■ **Written exercise**
Quote the records that follow in full and exactly; leave out the pictures.

***** Materials provided *****

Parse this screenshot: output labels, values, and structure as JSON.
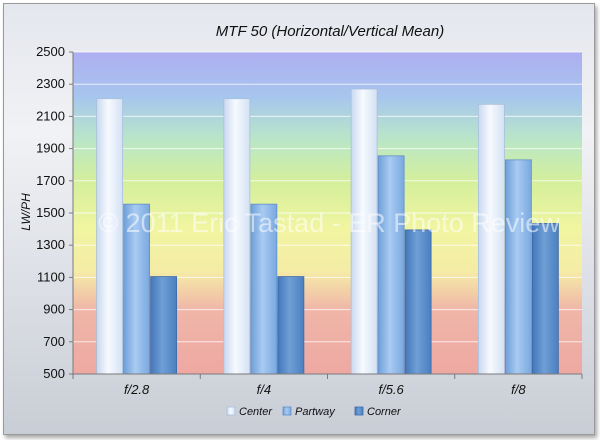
{
  "chart_data": {
    "type": "bar",
    "title": "MTF 50 (Horizontal/Vertical Mean)",
    "ylabel": "LW/PH",
    "xlabel": "",
    "ylim": [
      500,
      2500
    ],
    "yticks": [
      500,
      700,
      900,
      1100,
      1300,
      1500,
      1700,
      1900,
      2100,
      2300,
      2500
    ],
    "categories": [
      "f/2.8",
      "f/4",
      "f/5.6",
      "f/8"
    ],
    "series": [
      {
        "name": "Center",
        "values": [
          2210,
          2210,
          2270,
          2175
        ]
      },
      {
        "name": "Partway",
        "values": [
          1555,
          1555,
          1855,
          1830
        ]
      },
      {
        "name": "Corner",
        "values": [
          1105,
          1105,
          1395,
          1435
        ]
      }
    ],
    "legend": "bottom",
    "grid": true,
    "watermark": "© 2011 Eric Tastad - ER Photo Review",
    "colors": {
      "Center": "#e8f0fb",
      "Partway": "#8db8e8",
      "Corner": "#5b8fcc"
    }
  }
}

*****

■ **Full output**
Parse this screenshot: output labels, values, and structure as JSON.
{
  "chart_data": {
    "type": "bar",
    "title": "MTF 50 (Horizontal/Vertical Mean)",
    "ylabel": "LW/PH",
    "xlabel": "",
    "ylim": [
      500,
      2500
    ],
    "yticks": [
      500,
      700,
      900,
      1100,
      1300,
      1500,
      1700,
      1900,
      2100,
      2300,
      2500
    ],
    "categories": [
      "f/2.8",
      "f/4",
      "f/5.6",
      "f/8"
    ],
    "series": [
      {
        "name": "Center",
        "values": [
          2210,
          2210,
          2270,
          2175
        ]
      },
      {
        "name": "Partway",
        "values": [
          1555,
          1555,
          1855,
          1830
        ]
      },
      {
        "name": "Corner",
        "values": [
          1105,
          1105,
          1395,
          1435
        ]
      }
    ],
    "legend": "bottom",
    "grid": true,
    "watermark": "© 2011 Eric Tastad - ER Photo Review",
    "colors": {
      "Center": "#e8f0fb",
      "Partway": "#8db8e8",
      "Corner": "#5b8fcc"
    }
  }
}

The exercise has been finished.